◆ **What this task involves**
The string "misma" may appear in lines of the data; report how many lines contain it, with no other output.

◆ **Page transcription records**
○ ○ ○ ○

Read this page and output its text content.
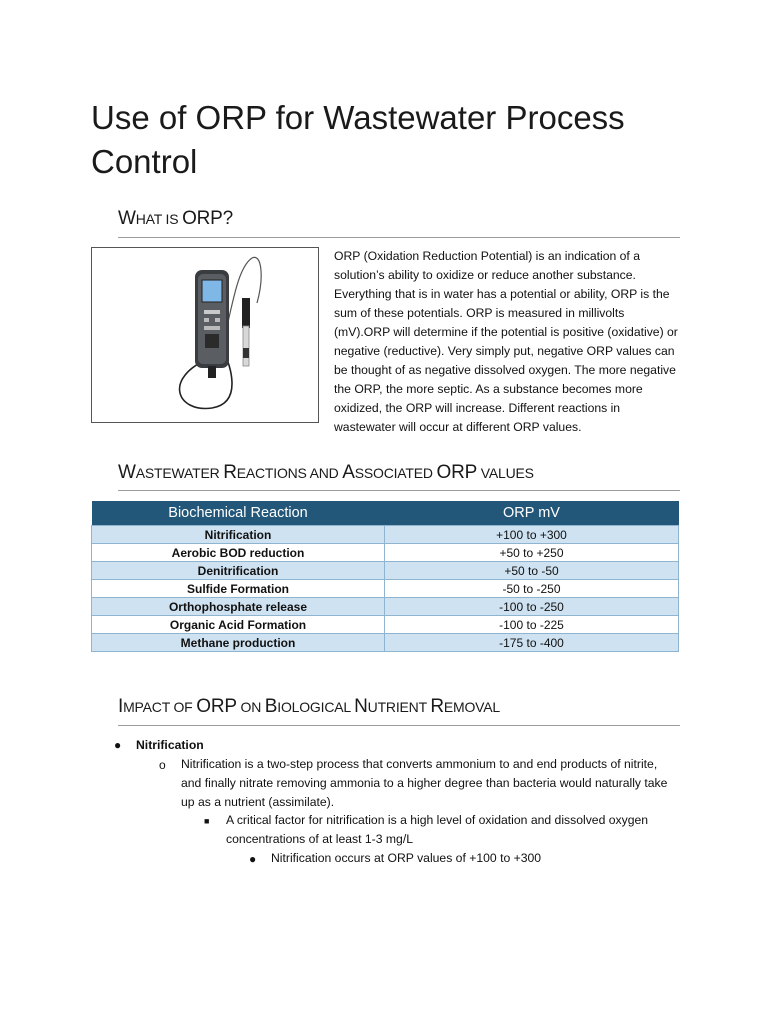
Use of ORP for Wastewater Process Control
WHAT IS ORP?
ORP (Oxidation Reduction Potential) is an indication of a solution’s ability to oxidize or reduce another substance. Everything that is in water has a potential or ability, ORP is the sum of these potentials. ORP is measured in millivolts (mV).ORP will determine if the potential is positive (oxidative) or negative (reductive). Very simply put, negative ORP values can be thought of as negative dissolved oxygen. The more negative the ORP, the more septic. As a substance becomes more oxidized, the ORP will increase. Different reactions in wastewater will occur at different ORP values.
WASTEWATER REACTIONS AND ASSOCIATED ORP VALUES
Biochemical Reaction	ORP mV
Nitrification	+100 to +300
Aerobic BOD reduction	+50 to +250
Denitrification	+50 to -50
Sulfide Formation	-50 to -250
Orthophosphate release	-100 to -250
Organic Acid Formation	-100 to -225
Methane production	-175 to -400
IMPACT OF ORP ON BIOLOGICAL NUTRIENT REMOVAL
● Nitrification
o Nitrification is a two-step process that converts ammonium to and end products of nitrite, and finally nitrate removing ammonia to a higher degree than bacteria would naturally take up as a nutrient (assimilate).
■ A critical factor for nitrification is a high level of oxidation and dissolved oxygen concentrations of at least 1-3 mg/L
● Nitrification occurs at ORP values of +100 to +300
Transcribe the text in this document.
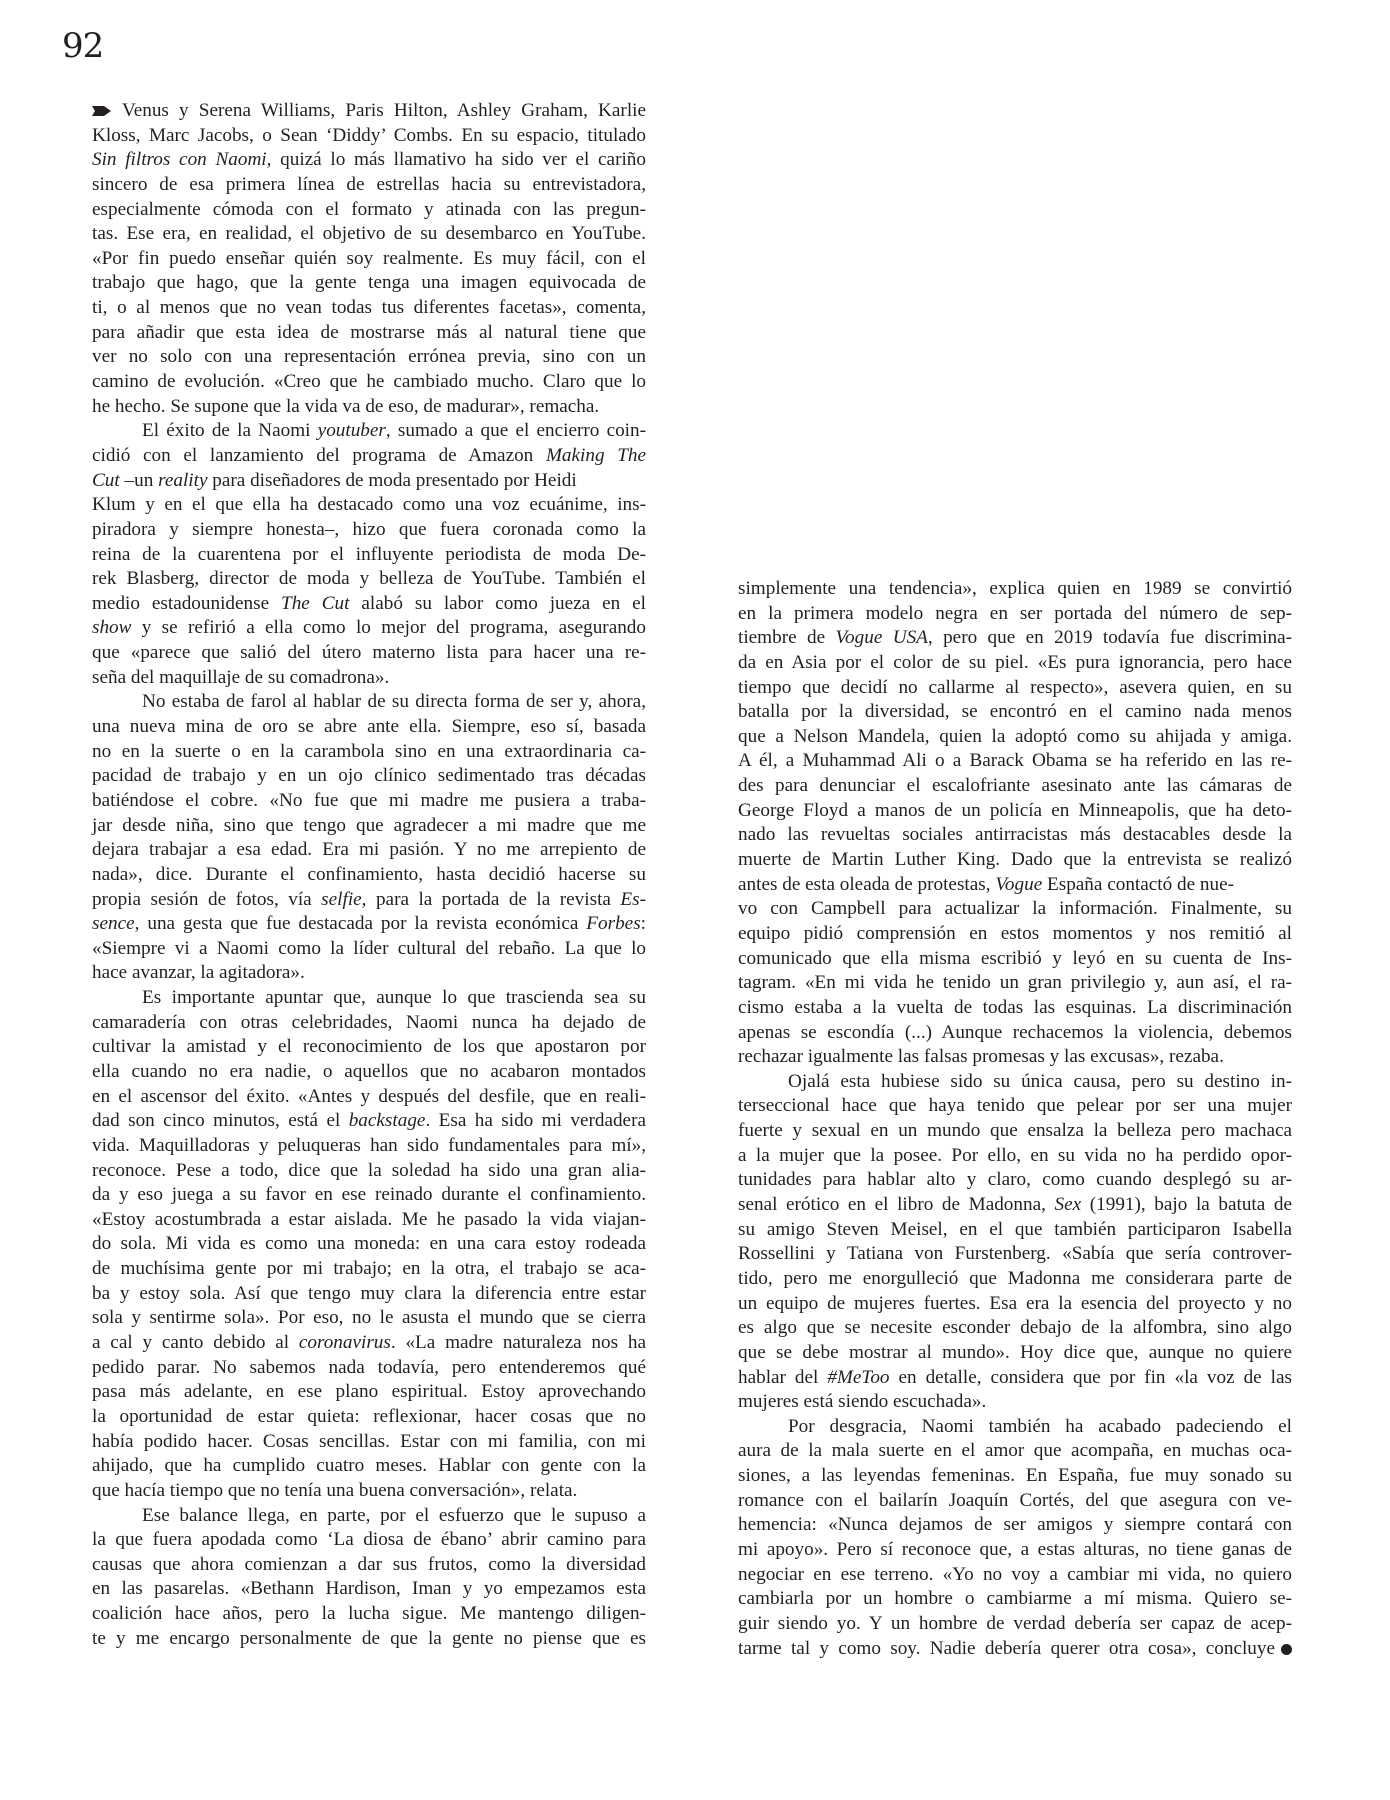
92
Venus y Serena Williams, Paris Hilton, Ashley Graham, Karlie
Kloss, Marc Jacobs, o Sean ‘Diddy’ Combs. En su espacio, titulado
Sin filtros con Naomi, quizá lo más llamativo ha sido ver el cariño
sincero de esa primera línea de estrellas hacia su entrevistadora,
especialmente cómoda con el formato y atinada con las pregun-
tas. Ese era, en realidad, el objetivo de su desembarco en YouTube.
«Por fin puedo enseñar quién soy realmente. Es muy fácil, con el
trabajo que hago, que la gente tenga una imagen equivocada de
ti, o al menos que no vean todas tus diferentes facetas», comenta,
para añadir que esta idea de mostrarse más al natural tiene que
ver no solo con una representación errónea previa, sino con un
camino de evolución. «Creo que he cambiado mucho. Claro que lo
he hecho. Se supone que la vida va de eso, de madurar», remacha.
El éxito de la Naomi youtuber, sumado a que el encierro coin-
cidió con el lanzamiento del programa de Amazon Making The
Cut –un reality para diseñadores de moda presentado por Heidi
Klum y en el que ella ha destacado como una voz ecuánime, ins-
piradora y siempre honesta–, hizo que fuera coronada como la
reina de la cuarentena por el influyente periodista de moda De-
rek Blasberg, director de moda y belleza de YouTube. También el
medio estadounidense The Cut alabó su labor como jueza en el
show y se refirió a ella como lo mejor del programa, asegurando
que «parece que salió del útero materno lista para hacer una re-
seña del maquillaje de su comadrona».
No estaba de farol al hablar de su directa forma de ser y, ahora,
una nueva mina de oro se abre ante ella. Siempre, eso sí, basada
no en la suerte o en la carambola sino en una extraordinaria ca-
pacidad de trabajo y en un ojo clínico sedimentado tras décadas
batiéndose el cobre. «No fue que mi madre me pusiera a traba-
jar desde niña, sino que tengo que agradecer a mi madre que me
dejara trabajar a esa edad. Era mi pasión. Y no me arrepiento de
nada», dice. Durante el confinamiento, hasta decidió hacerse su
propia sesión de fotos, vía selfie, para la portada de la revista Es-
sence, una gesta que fue destacada por la revista económica Forbes:
«Siempre vi a Naomi como la líder cultural del rebaño. La que lo
hace avanzar, la agitadora».
Es importante apuntar que, aunque lo que trascienda sea su
camaradería con otras celebridades, Naomi nunca ha dejado de
cultivar la amistad y el reconocimiento de los que apostaron por
ella cuando no era nadie, o aquellos que no acabaron montados
en el ascensor del éxito. «Antes y después del desfile, que en reali-
dad son cinco minutos, está el backstage. Esa ha sido mi verdadera
vida. Maquilladoras y peluqueras han sido fundamentales para mí»,
reconoce. Pese a todo, dice que la soledad ha sido una gran alia-
da y eso juega a su favor en ese reinado durante el confinamiento.
«Estoy acostumbrada a estar aislada. Me he pasado la vida viajan-
do sola. Mi vida es como una moneda: en una cara estoy rodeada
de muchísima gente por mi trabajo; en la otra, el trabajo se aca-
ba y estoy sola. Así que tengo muy clara la diferencia entre estar
sola y sentirme sola». Por eso, no le asusta el mundo que se cierra
a cal y canto debido al coronavirus. «La madre naturaleza nos ha
pedido parar. No sabemos nada todavía, pero entenderemos qué
pasa más adelante, en ese plano espiritual. Estoy aprovechando
la oportunidad de estar quieta: reflexionar, hacer cosas que no
había podido hacer. Cosas sencillas. Estar con mi familia, con mi
ahijado, que ha cumplido cuatro meses. Hablar con gente con la
que hacía tiempo que no tenía una buena conversación», relata.
Ese balance llega, en parte, por el esfuerzo que le supuso a
la que fuera apodada como ‘La diosa de ébano’ abrir camino para
causas que ahora comienzan a dar sus frutos, como la diversidad
en las pasarelas. «Bethann Hardison, Iman y yo empezamos esta
coalición hace años, pero la lucha sigue. Me mantengo diligen-
te y me encargo personalmente de que la gente no piense que es
simplemente una tendencia», explica quien en 1989 se convirtió
en la primera modelo negra en ser portada del número de sep-
tiembre de Vogue USA, pero que en 2019 todavía fue discrimina-
da en Asia por el color de su piel. «Es pura ignorancia, pero hace
tiempo que decidí no callarme al respecto», asevera quien, en su
batalla por la diversidad, se encontró en el camino nada menos
que a Nelson Mandela, quien la adoptó como su ahijada y amiga.
A él, a Muhammad Ali o a Barack Obama se ha referido en las re-
des para denunciar el escalofriante asesinato ante las cámaras de
George Floyd a manos de un policía en Minneapolis, que ha deto-
nado las revueltas sociales antirracistas más destacables desde la
muerte de Martin Luther King. Dado que la entrevista se realizó
antes de esta oleada de protestas, Vogue España contactó de nue-
vo con Campbell para actualizar la información. Finalmente, su
equipo pidió comprensión en estos momentos y nos remitió al
comunicado que ella misma escribió y leyó en su cuenta de Ins-
tagram. «En mi vida he tenido un gran privilegio y, aun así, el ra-
cismo estaba a la vuelta de todas las esquinas. La discriminación
apenas se escondía (...) Aunque rechacemos la violencia, debemos
rechazar igualmente las falsas promesas y las excusas», rezaba.
Ojalá esta hubiese sido su única causa, pero su destino in-
terseccional hace que haya tenido que pelear por ser una mujer
fuerte y sexual en un mundo que ensalza la belleza pero machaca
a la mujer que la posee. Por ello, en su vida no ha perdido opor-
tunidades para hablar alto y claro, como cuando desplegó su ar-
senal erótico en el libro de Madonna, Sex (1991), bajo la batuta de
su amigo Steven Meisel, en el que también participaron Isabella
Rossellini y Tatiana von Furstenberg. «Sabía que sería controver-
tido, pero me enorgulleció que Madonna me considerara parte de
un equipo de mujeres fuertes. Esa era la esencia del proyecto y no
es algo que se necesite esconder debajo de la alfombra, sino algo
que se debe mostrar al mundo». Hoy dice que, aunque no quiere
hablar del #MeToo en detalle, considera que por fin «la voz de las
mujeres está siendo escuchada».
Por desgracia, Naomi también ha acabado padeciendo el
aura de la mala suerte en el amor que acompaña, en muchas oca-
siones, a las leyendas femeninas. En España, fue muy sonado su
romance con el bailarín Joaquín Cortés, del que asegura con ve-
hemencia: «Nunca dejamos de ser amigos y siempre contará con
mi apoyo». Pero sí reconoce que, a estas alturas, no tiene ganas de
negociar en ese terreno. «Yo no voy a cambiar mi vida, no quiero
cambiarla por un hombre o cambiarme a mí misma. Quiero se-
guir siendo yo. Y un hombre de verdad debería ser capaz de acep-
tarme tal y como soy. Nadie debería querer otra cosa», concluye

○ ○ ○ ○

◆ **Solved exercise**
2